TEXT SHOWN:
========================================

A device for generating curved pipe portions (38, 40) bent alternately in opposite senses in a continuously supplied linear pipe (18), particularly for generating a pipe coil, comprises a machine table provided with two bending rolls (12, 13) having rotational axes (15, 16) extending at a fixed mutual distance and parallel to each other. The bending rolls (12, 13) have their peripheries formed with grooves for receiving the pipe (18) which are adapted to the cross-section of the pipe (18). Further, the device is provided with a bending drive. One bending roll has a rotational axis fixed in position relative to the machine table whereas the other bending roll is pivotable by said bending drive about the bending roll having the fixed rotationai axis, thereby bending a curved pipe portion (38, 40) of the pipe (18). For obtaining a particularly simple construction of the device and allow easy handling, it is provided that, in alternate fashion, a respective one of the rotational axes (15, 16) can be fixed in position while the respective other rotational axis (15, 16 ) can be coupled with the bending drive. The bending drive is rotatable alternately in opposite senses.

Patent
   5373719
Priority
Mar 20 1992
Filed
Mar 20 1992
Issued
Dec 20 1994
Expiry
Mar 20 2012
Assg.orig
Entity
Small
2
5
all paid
1. A pipe bending device for bending a pipe (18) in opposite directions to form oppositely bent pipe portions (38, 40) comprising a machine table (1), two bending rolls (12, 13) rotatable about respective parallel pivots (15, 16) defining axes spaced a fixed distance from each other, said bending rolls (12, 13) each having a periphery formed with a groove (17) for accommodating a pipe (18) which is to be bent, a bending drive including a rotatable drive disk (2) having a guide path (6) formed thereon, a sliding block (8) guided displaceably along said guide path (6) and carrying a pipe bending tool block (9), said pipe bending tool block (9) carrying said tool bending rolls (12, 13), and said pipe bending tool block (9) having coupling means (28, 29) for selectively immobilizing the location of said pivot pins (15, 16) of said first and second bending rolls (12, 13, respectively) with respect to said sliding block (8) whereby upon alternately immobilizing the location of said pivot pins (15, 16) alternately oppositely curved pipe portions (38, 40) can be formed in an associated pipe (18).
2. The pipe bending device as defined in claim 1 wherein said pipe bending tool block (9) comprises a lower coupler (10) and an upper coupler (11) for receiving and supporting the tool bending rolls (12, 13) in an intermediate space (23) between said upper and lower couplers (10, 11).
3. The pipe bending device as defined in claim 1 wherein said pipe bending tool block (9) supports a pipe carrier (20).

========================================

WHAT IS ASKED:
Copy everything in the pipe-bending patent from "2. The pipe" down to "couplers (10, 11).". The data after this point comes from a separate source.

========================================

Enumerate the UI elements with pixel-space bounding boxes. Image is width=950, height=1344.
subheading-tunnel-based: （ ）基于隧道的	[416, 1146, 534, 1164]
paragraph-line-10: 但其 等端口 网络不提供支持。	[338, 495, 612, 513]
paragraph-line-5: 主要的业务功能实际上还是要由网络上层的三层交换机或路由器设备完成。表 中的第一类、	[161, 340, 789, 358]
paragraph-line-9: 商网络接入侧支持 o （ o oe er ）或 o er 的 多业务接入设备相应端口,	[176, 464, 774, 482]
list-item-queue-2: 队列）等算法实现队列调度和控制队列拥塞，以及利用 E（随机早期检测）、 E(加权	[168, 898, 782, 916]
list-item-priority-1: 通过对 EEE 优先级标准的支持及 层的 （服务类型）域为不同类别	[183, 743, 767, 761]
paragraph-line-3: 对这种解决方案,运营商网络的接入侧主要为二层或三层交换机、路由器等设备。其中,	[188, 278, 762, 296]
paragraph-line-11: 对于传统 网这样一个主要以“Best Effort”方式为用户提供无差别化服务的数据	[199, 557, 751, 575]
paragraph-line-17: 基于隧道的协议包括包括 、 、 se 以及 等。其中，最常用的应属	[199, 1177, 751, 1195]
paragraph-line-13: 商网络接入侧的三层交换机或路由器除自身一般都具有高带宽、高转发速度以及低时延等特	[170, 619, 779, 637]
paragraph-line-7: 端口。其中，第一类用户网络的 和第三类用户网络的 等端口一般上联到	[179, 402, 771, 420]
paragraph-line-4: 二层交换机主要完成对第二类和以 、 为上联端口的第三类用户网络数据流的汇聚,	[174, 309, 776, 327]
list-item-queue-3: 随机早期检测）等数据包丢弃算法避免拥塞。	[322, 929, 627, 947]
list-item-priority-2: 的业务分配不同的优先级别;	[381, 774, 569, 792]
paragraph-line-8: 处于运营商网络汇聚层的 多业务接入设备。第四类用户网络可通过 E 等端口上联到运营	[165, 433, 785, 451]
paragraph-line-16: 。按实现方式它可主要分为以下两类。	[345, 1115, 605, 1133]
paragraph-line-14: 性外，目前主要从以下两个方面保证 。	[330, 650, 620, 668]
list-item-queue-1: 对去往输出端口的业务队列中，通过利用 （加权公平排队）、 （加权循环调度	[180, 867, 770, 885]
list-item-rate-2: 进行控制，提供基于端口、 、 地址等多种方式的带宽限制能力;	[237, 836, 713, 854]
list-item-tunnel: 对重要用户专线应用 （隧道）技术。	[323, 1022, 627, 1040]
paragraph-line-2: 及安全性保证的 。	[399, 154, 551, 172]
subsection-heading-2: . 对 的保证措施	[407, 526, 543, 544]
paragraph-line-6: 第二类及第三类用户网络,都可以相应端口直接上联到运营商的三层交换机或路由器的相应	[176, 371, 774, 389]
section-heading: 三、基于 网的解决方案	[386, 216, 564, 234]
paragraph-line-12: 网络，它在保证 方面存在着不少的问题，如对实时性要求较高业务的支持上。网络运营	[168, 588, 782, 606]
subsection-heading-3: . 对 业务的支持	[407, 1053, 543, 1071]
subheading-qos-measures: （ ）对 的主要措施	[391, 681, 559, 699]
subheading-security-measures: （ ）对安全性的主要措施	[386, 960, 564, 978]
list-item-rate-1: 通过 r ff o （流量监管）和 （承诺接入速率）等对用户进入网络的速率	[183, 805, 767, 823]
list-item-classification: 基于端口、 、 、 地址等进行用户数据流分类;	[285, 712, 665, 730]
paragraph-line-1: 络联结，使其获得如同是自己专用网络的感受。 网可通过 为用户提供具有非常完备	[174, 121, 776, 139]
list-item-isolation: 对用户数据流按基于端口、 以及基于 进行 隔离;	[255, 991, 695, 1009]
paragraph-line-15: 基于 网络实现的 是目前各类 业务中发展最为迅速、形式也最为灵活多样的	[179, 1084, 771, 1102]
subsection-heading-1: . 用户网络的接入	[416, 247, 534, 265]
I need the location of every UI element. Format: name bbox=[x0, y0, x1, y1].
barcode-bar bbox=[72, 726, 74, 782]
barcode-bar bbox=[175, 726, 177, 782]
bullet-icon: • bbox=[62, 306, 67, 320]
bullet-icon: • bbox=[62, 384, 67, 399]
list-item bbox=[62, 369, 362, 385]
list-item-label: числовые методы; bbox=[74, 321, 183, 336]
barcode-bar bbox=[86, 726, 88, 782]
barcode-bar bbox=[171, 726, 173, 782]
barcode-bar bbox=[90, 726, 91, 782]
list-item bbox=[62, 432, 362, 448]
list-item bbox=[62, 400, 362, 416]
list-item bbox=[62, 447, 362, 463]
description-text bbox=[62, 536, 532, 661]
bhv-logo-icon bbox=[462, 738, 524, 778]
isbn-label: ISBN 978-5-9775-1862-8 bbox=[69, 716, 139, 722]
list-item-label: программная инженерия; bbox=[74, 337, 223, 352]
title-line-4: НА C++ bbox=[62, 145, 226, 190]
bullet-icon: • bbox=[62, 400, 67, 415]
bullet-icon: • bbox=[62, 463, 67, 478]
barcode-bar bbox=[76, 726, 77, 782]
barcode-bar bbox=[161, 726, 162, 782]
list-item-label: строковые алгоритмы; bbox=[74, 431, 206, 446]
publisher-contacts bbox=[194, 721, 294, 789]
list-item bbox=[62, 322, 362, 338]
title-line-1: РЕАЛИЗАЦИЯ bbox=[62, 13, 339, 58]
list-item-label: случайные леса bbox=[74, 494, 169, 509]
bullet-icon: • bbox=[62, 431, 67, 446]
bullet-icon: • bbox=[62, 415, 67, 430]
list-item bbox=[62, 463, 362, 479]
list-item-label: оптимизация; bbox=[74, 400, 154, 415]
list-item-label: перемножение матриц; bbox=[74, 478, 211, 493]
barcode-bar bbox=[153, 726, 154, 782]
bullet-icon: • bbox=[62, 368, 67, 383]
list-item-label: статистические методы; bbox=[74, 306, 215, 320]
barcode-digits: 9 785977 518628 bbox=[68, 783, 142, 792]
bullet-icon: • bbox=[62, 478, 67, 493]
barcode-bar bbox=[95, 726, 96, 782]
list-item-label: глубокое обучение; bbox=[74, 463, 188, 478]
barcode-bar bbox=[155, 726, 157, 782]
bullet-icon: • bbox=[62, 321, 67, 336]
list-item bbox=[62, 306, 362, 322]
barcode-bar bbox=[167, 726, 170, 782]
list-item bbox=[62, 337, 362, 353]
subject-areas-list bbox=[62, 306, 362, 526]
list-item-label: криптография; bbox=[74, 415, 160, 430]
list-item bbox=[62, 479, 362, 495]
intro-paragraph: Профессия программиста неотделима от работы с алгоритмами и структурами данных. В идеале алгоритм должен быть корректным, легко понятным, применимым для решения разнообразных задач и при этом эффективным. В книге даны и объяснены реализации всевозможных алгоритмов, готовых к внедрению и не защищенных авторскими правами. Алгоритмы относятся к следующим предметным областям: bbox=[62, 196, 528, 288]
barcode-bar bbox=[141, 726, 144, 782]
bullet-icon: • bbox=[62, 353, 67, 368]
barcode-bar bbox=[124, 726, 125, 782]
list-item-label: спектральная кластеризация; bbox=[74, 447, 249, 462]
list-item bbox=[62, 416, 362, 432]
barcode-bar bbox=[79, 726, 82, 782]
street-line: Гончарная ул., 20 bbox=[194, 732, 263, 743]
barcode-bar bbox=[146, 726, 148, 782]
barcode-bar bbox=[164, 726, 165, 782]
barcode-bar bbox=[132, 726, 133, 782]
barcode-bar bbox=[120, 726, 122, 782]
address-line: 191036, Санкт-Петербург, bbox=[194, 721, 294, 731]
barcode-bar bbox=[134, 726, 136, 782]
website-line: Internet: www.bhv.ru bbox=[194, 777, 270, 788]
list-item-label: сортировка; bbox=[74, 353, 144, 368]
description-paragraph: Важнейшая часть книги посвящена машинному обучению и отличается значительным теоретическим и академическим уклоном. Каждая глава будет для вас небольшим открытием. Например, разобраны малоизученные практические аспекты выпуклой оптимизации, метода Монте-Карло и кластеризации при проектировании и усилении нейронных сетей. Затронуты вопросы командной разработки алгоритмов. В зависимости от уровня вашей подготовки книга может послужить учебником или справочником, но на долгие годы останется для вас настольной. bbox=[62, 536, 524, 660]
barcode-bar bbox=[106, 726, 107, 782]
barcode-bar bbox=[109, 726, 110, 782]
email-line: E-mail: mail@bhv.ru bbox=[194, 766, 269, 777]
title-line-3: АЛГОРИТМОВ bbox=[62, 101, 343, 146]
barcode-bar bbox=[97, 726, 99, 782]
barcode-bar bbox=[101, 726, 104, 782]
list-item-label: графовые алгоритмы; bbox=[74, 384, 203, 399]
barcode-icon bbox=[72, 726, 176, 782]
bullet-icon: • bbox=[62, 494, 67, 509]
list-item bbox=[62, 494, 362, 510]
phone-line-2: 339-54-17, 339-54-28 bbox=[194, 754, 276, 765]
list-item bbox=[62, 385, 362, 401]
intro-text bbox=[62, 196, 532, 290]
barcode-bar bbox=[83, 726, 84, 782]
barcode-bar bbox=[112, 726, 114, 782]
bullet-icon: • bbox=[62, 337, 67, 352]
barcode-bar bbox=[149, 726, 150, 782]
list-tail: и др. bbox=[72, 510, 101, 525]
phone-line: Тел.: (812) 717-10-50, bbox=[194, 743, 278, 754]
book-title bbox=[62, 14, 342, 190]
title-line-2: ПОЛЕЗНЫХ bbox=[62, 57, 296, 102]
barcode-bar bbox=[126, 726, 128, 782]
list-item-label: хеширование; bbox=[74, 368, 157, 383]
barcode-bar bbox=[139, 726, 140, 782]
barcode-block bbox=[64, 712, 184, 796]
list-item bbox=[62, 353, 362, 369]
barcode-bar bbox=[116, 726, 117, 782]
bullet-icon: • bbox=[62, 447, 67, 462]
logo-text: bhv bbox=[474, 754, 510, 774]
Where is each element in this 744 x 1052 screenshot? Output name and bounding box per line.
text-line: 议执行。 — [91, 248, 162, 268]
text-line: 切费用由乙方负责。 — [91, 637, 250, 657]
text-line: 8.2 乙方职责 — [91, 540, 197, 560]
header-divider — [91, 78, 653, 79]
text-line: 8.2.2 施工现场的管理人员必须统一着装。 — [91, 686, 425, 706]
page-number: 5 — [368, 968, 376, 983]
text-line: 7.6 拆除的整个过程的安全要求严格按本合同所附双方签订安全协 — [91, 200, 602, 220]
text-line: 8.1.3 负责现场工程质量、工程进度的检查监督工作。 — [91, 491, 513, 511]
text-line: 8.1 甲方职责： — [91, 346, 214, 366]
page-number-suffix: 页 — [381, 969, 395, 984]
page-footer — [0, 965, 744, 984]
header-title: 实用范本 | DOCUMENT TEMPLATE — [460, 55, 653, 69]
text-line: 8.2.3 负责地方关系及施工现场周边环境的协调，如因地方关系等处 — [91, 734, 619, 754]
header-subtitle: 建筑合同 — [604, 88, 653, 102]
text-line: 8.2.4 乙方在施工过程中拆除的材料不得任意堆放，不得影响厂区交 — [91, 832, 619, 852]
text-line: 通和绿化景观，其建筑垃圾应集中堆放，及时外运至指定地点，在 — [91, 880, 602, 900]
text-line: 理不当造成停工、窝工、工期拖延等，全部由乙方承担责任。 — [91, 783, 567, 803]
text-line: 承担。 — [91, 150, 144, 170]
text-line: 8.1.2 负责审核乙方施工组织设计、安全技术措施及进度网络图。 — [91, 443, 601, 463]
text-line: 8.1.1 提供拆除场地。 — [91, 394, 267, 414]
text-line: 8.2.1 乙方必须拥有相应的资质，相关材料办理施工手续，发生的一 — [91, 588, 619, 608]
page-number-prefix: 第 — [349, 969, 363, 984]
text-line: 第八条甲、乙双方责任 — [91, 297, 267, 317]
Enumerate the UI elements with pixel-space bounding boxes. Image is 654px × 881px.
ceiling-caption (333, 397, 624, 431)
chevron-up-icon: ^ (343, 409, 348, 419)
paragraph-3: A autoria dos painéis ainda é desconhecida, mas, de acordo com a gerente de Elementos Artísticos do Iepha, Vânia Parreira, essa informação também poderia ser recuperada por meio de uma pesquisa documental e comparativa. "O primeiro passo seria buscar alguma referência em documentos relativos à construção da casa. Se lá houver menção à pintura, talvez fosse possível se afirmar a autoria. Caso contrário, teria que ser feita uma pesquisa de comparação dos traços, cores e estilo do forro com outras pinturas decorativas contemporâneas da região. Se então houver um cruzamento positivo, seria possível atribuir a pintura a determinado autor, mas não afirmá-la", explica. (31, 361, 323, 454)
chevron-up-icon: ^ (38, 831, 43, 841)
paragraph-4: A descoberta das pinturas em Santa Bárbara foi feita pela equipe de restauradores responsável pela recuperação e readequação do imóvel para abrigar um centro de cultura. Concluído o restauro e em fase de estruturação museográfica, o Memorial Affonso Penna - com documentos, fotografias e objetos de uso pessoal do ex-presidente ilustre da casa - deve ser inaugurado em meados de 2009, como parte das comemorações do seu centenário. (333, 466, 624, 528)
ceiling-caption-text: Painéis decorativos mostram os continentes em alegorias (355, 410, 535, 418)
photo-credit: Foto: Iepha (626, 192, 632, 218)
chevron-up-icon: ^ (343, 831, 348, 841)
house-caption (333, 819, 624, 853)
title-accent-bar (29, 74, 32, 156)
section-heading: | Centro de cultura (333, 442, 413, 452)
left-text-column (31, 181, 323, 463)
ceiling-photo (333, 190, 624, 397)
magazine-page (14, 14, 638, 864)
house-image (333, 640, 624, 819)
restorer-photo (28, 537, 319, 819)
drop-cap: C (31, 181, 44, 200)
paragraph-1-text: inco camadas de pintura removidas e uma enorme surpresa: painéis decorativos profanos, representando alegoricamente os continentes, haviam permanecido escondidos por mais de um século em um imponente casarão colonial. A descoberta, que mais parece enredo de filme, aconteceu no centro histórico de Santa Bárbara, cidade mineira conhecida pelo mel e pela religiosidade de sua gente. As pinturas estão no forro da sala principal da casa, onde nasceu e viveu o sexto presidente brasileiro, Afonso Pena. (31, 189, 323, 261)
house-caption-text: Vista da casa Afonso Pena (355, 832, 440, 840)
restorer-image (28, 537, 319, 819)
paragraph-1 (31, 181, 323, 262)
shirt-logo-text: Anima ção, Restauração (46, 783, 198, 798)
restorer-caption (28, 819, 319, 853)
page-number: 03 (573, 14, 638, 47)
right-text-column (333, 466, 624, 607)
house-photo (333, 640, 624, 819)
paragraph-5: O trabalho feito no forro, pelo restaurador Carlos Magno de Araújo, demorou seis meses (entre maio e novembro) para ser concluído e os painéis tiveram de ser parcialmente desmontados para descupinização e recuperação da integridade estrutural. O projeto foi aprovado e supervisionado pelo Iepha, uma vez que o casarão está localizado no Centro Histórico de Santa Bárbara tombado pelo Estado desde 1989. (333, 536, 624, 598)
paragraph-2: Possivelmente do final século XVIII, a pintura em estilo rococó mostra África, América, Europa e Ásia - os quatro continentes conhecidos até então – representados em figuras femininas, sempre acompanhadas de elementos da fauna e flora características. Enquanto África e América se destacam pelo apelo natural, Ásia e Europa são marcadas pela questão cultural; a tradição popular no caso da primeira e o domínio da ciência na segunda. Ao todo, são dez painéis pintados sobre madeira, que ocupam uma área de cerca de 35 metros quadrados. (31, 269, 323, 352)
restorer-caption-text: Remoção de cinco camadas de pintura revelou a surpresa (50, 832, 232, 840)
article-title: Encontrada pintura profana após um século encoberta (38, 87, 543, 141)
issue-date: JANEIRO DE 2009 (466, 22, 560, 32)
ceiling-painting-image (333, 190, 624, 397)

========================================

RESULT BELOW:
2. The pipe bending device as defined in claim 1 wherein said pipe bending tool block (9) comprises a lower coupler (10) and an upper coupler (11) for receiving and supporting the tool bending rolls (12, 13) in an intermediate space (23) between said upper and lower couplers (10, 11).